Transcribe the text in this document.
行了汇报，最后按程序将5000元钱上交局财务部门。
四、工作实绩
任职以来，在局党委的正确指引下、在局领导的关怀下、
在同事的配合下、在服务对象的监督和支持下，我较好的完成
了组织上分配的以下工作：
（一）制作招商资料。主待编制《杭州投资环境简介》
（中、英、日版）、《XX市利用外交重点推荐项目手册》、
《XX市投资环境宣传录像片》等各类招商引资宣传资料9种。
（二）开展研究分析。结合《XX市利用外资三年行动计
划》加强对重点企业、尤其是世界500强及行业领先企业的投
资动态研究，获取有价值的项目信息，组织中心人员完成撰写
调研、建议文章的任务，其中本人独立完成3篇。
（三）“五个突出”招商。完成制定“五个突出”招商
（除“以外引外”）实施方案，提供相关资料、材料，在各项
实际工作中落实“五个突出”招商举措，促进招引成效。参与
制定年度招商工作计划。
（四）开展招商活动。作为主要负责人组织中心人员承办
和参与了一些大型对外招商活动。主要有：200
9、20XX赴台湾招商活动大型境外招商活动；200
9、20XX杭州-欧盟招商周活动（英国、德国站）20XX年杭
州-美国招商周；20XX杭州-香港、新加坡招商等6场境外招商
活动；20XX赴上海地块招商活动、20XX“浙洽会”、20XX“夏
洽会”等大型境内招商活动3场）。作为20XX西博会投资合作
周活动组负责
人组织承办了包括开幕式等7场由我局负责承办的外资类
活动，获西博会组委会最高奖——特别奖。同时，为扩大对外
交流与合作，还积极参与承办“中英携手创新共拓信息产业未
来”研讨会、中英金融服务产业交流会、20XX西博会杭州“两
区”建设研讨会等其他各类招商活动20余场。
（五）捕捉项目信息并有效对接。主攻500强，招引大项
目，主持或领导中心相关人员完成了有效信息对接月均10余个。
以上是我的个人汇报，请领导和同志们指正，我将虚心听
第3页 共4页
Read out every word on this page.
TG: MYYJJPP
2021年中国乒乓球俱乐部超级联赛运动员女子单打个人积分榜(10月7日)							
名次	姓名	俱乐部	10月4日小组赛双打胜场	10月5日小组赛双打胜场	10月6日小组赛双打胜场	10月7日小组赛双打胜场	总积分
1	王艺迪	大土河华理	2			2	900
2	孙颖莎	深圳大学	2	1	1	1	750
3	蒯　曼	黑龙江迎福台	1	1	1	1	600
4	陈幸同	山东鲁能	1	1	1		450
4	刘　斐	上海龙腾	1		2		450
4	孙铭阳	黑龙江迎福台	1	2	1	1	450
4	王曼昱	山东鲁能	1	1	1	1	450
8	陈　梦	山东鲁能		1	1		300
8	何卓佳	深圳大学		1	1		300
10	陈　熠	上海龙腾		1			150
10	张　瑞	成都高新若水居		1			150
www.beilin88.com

Problem statement: Retype the records that precede this task, keeping them exactly the same.

Exercise output:
Transcribe the text in this document.
行了汇报，最后按程序将5000元钱上交局财务部门。
四、工作实绩
任职以来，在局党委的正确指引下、在局领导的关怀下、
在同事的配合下、在服务对象的监督和支持下，我较好的完成
了组织上分配的以下工作：
（一）制作招商资料。主待编制《杭州投资环境简介》
（中、英、日版）、《XX市利用外交重点推荐项目手册》、
《XX市投资环境宣传录像片》等各类招商引资宣传资料9种。
（二）开展研究分析。结合《XX市利用外资三年行动计
划》加强对重点企业、尤其是世界500强及行业领先企业的投
资动态研究，获取有价值的项目信息，组织中心人员完成撰写
调研、建议文章的任务，其中本人独立完成3篇。
（三）“五个突出”招商。完成制定“五个突出”招商
（除“以外引外”）实施方案，提供相关资料、材料，在各项
实际工作中落实“五个突出”招商举措，促进招引成效。参与
制定年度招商工作计划。
（四）开展招商活动。作为主要负责人组织中心人员承办
和参与了一些大型对外招商活动。主要有：200
9、20XX赴台湾招商活动大型境外招商活动；200
9、20XX杭州-欧盟招商周活动（英国、德国站）20XX年杭
州-美国招商周；20XX杭州-香港、新加坡招商等6场境外招商
活动；20XX赴上海地块招商活动、20XX“浙洽会”、20XX“夏
洽会”等大型境内招商活动3场）。作为20XX西博会投资合作
周活动组负责
人组织承办了包括开幕式等7场由我局负责承办的外资类
活动，获西博会组委会最高奖——特别奖。同时，为扩大对外
交流与合作，还积极参与承办“中英携手创新共拓信息产业未
来”研讨会、中英金融服务产业交流会、20XX西博会杭州“两
区”建设研讨会等其他各类招商活动20余场。
（五）捕捉项目信息并有效对接。主攻500强，招引大项
目，主持或领导中心相关人员完成了有效信息对接月均10余个。
以上是我的个人汇报，请领导和同志们指正，我将虚心听
第3页 共4页
Read out every word on this page.
TG: MYYJJPP
2021年中国乒乓球俱乐部超级联赛运动员女子单打个人积分榜(10月7日)							
名次	姓名	俱乐部	10月4日小组赛双打胜场	10月5日小组赛双打胜场	10月6日小组赛双打胜场	10月7日小组赛双打胜场	总积分
1	王艺迪	大土河华理	2			2	900
2	孙颖莎	深圳大学	2	1	1	1	750
3	蒯　曼	黑龙江迎福台	1	1	1	1	600
4	陈幸同	山东鲁能	1	1	1		450
4	刘　斐	上海龙腾	1		2		450
4	孙铭阳	黑龙江迎福台	1	2	1	1	450
4	王曼昱	山东鲁能	1	1	1	1	450
8	陈　梦	山东鲁能		1	1		300
8	何卓佳	深圳大学		1	1		300
10	陈　熠	上海龙腾		1			150
10	张　瑞	成都高新若水居		1			150
www.beilin88.com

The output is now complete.